§ Data records
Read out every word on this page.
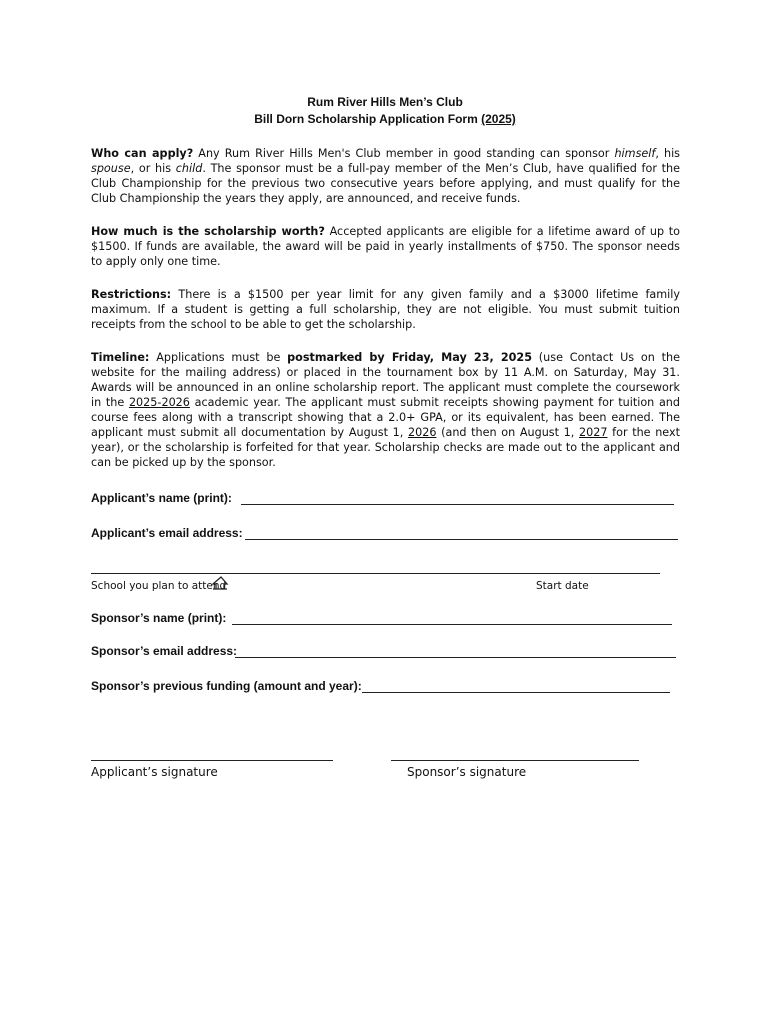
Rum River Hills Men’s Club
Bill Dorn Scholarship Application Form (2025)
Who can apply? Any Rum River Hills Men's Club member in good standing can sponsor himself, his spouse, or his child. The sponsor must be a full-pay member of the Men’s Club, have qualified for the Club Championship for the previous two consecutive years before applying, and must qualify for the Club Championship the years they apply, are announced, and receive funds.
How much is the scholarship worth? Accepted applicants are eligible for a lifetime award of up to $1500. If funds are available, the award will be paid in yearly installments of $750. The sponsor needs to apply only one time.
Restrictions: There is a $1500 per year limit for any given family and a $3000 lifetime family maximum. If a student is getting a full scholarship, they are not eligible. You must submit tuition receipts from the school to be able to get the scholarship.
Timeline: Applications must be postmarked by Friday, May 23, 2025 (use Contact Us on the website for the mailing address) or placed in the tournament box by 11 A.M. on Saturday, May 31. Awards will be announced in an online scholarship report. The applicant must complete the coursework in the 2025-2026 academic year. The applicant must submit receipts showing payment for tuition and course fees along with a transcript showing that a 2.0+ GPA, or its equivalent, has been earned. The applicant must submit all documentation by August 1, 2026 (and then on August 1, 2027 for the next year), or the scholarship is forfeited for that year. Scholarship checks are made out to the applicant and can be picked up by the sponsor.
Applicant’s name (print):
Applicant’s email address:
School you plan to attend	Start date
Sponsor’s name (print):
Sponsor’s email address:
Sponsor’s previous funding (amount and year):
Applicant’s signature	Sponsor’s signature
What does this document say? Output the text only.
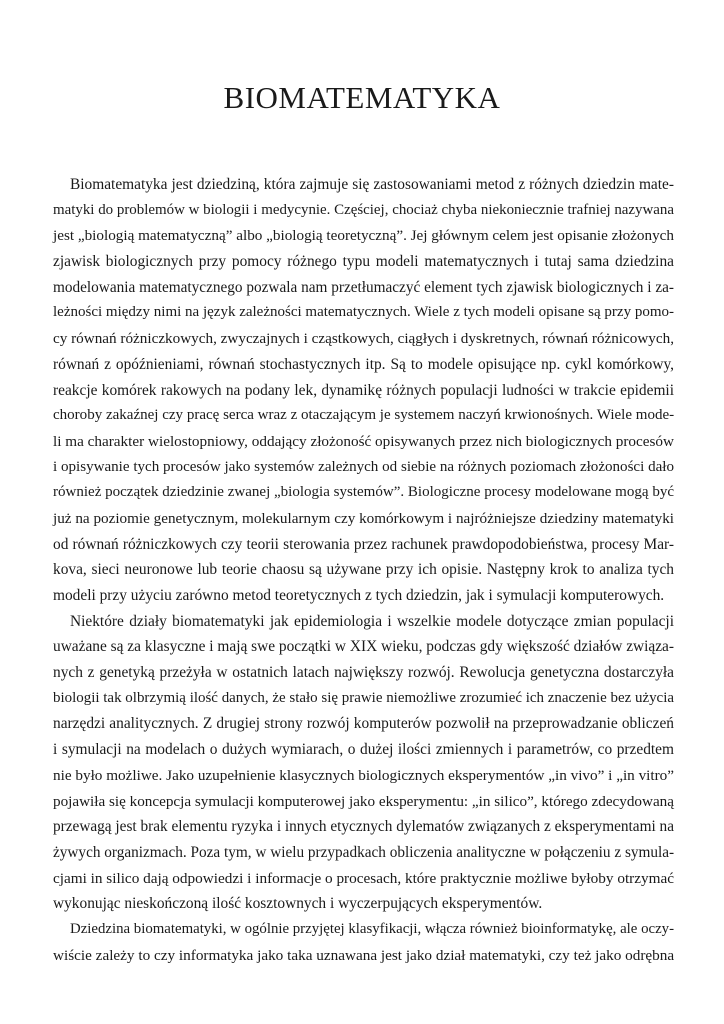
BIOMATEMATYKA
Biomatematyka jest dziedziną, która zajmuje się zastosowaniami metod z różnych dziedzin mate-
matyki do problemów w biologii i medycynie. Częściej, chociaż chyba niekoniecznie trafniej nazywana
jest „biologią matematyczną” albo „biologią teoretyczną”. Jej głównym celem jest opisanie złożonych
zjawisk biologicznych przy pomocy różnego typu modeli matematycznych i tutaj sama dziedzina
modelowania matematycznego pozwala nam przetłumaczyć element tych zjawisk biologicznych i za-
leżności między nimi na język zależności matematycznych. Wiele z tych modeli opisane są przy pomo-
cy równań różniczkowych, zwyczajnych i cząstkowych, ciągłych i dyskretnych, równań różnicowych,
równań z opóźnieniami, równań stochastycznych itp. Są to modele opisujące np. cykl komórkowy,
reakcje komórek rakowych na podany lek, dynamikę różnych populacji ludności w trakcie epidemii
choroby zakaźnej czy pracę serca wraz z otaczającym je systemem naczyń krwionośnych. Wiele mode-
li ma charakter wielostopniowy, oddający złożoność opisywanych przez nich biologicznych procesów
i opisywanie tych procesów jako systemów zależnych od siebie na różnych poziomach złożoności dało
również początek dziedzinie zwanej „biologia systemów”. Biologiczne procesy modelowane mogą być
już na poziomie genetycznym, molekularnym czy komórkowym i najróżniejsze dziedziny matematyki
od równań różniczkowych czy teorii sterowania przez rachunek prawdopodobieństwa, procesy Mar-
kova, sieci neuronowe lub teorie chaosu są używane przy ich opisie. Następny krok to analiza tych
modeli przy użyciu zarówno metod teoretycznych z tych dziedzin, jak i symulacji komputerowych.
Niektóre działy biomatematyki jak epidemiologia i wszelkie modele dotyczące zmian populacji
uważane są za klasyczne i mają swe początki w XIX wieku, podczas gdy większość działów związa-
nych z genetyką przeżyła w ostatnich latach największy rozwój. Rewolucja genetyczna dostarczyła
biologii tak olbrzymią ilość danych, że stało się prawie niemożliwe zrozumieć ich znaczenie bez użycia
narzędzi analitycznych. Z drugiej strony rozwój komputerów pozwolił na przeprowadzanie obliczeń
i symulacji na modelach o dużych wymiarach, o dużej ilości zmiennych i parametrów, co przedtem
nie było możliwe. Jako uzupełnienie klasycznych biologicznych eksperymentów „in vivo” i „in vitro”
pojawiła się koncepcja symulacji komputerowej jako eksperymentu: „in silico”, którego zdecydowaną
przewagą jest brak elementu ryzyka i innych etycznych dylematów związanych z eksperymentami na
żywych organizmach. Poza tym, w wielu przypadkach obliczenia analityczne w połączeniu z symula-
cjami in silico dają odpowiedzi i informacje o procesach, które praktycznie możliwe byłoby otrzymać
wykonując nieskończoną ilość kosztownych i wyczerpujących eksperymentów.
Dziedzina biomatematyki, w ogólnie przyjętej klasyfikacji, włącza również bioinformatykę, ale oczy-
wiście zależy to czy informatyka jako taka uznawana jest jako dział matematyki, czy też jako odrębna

...

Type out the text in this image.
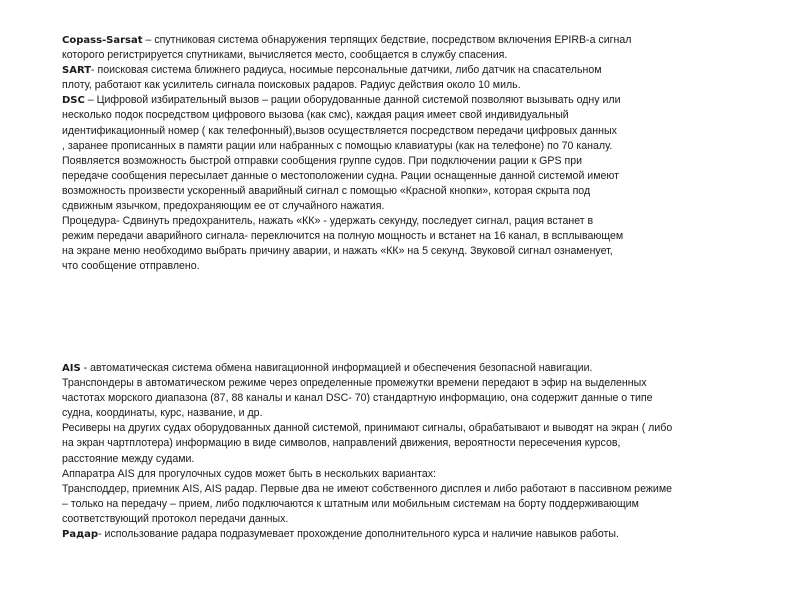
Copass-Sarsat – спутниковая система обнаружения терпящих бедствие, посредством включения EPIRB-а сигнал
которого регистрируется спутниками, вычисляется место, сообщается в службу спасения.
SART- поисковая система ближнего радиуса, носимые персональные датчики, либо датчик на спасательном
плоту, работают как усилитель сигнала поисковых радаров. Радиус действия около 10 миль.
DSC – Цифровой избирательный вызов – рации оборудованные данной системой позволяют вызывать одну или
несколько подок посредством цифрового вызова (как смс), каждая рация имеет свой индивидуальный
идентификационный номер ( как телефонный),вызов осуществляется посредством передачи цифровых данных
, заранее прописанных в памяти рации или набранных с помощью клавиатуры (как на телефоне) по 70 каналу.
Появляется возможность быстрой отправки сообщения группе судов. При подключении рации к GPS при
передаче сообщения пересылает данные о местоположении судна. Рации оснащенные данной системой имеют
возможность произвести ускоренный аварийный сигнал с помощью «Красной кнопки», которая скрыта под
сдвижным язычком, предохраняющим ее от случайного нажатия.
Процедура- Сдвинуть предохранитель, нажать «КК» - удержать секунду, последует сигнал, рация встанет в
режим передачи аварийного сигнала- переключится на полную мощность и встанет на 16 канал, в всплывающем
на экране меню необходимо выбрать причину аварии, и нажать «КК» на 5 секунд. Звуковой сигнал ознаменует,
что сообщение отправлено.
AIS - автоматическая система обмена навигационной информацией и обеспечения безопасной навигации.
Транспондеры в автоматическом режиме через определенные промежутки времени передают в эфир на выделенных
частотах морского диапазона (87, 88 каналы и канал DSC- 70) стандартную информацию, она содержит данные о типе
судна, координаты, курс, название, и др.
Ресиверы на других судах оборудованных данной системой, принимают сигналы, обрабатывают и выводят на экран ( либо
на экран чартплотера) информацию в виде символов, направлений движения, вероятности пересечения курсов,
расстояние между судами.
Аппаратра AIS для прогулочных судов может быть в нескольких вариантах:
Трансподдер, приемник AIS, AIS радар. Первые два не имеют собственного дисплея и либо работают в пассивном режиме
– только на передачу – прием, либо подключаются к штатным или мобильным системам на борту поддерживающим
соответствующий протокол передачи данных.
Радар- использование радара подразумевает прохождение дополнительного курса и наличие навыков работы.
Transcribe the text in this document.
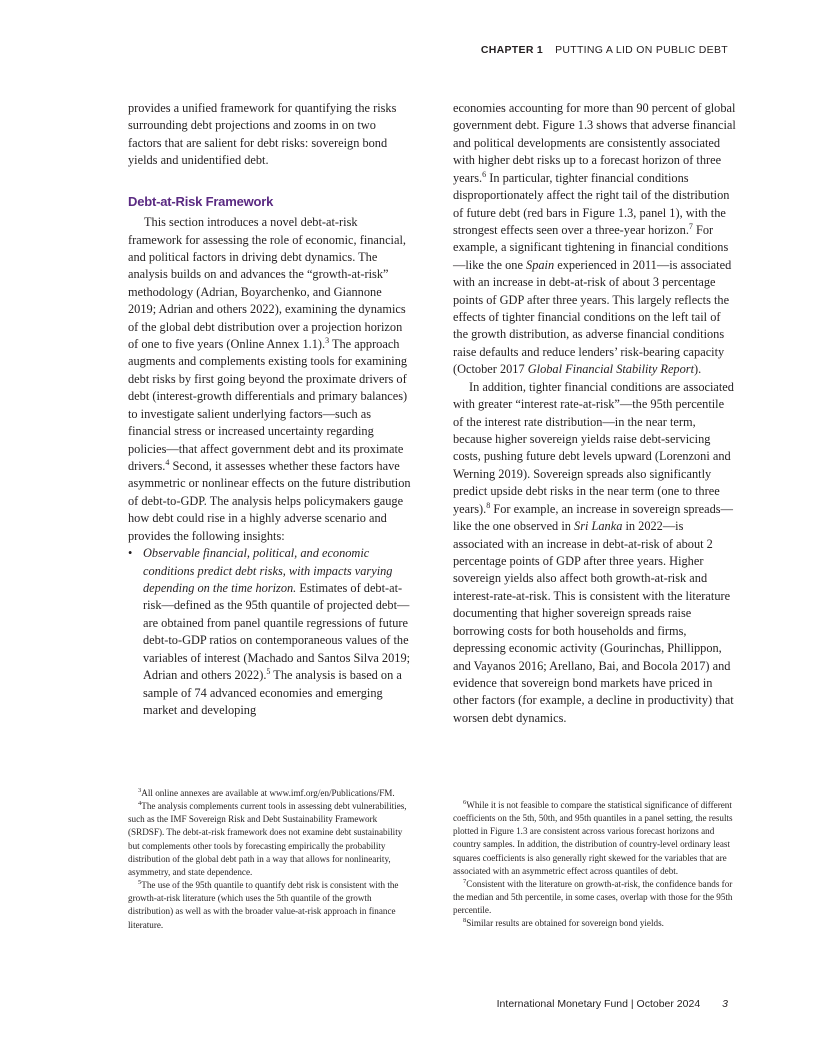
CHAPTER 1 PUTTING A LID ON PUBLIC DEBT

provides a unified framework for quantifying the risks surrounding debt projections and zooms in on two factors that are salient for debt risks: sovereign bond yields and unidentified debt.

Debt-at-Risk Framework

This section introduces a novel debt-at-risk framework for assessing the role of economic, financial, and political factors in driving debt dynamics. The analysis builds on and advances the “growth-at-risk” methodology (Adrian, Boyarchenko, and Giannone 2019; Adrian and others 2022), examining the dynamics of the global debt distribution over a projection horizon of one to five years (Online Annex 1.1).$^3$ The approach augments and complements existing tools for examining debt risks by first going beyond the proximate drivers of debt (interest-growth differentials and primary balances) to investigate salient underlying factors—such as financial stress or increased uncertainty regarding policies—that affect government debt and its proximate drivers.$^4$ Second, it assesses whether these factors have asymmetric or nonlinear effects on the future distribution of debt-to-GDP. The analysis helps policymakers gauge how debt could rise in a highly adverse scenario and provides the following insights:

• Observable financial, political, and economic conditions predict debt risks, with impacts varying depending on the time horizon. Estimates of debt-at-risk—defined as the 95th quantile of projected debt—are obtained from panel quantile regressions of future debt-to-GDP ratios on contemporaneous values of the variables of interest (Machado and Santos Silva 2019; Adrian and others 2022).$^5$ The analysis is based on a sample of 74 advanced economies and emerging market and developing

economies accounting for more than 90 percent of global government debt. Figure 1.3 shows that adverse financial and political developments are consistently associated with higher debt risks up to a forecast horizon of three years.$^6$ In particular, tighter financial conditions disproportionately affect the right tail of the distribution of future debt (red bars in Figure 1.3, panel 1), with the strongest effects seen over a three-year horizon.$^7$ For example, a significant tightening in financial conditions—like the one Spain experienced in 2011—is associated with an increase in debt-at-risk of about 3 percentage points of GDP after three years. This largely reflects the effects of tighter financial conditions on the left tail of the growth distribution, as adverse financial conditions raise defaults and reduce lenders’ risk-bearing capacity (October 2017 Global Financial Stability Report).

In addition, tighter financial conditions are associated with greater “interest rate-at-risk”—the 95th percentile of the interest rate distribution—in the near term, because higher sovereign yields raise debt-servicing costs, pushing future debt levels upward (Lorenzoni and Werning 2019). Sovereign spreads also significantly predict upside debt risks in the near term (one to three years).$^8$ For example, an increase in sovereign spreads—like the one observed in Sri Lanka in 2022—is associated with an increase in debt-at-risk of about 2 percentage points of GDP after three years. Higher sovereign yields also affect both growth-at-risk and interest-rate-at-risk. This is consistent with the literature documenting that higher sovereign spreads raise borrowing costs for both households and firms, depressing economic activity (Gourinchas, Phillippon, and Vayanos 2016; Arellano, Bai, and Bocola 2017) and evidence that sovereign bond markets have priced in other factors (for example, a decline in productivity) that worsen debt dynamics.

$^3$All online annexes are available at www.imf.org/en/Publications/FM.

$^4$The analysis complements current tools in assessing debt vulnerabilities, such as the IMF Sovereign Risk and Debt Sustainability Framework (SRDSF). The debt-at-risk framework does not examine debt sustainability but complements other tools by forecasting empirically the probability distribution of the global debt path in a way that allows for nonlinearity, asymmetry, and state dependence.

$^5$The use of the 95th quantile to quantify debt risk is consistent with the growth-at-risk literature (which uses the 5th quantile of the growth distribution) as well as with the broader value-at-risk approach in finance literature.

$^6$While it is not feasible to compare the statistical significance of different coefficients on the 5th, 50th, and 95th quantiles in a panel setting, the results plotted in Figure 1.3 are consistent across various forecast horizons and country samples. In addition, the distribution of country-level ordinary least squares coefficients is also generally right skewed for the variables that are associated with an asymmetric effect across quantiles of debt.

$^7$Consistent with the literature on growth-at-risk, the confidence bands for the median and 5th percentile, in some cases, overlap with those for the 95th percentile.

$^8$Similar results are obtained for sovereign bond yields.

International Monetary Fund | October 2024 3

§ EXERCISE DETAILS
Look through the entries above and list every line containing "ilość".

§ RESULT OF THIS EXERCISE
biologii tak olbrzymią ilość danych, że stało się prawie niemożliwe zrozumieć ich znaczenie bez użycia
wykonując nieskończoną ilość kosztownych i wyczerpujących eksperymentów.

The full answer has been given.